Short task » List every line in this data where the string "Eldrivna" occurs.

Data to use »
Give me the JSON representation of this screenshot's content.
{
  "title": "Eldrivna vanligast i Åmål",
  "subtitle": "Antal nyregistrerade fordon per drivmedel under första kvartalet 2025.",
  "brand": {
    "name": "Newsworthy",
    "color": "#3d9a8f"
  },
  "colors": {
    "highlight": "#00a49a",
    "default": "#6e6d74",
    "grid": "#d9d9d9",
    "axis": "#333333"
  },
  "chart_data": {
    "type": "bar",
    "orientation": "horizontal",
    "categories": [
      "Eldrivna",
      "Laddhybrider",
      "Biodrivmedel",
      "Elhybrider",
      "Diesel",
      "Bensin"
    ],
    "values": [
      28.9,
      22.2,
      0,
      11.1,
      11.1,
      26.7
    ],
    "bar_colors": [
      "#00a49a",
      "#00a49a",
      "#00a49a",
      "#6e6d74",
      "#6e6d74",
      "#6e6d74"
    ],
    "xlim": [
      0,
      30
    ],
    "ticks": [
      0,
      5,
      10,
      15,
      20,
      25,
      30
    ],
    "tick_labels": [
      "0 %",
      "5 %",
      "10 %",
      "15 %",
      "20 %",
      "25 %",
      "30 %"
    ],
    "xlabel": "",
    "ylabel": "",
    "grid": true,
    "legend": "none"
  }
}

Exercise result »
  "title": "Eldrivna vanligast i Åmål",
      "Eldrivna",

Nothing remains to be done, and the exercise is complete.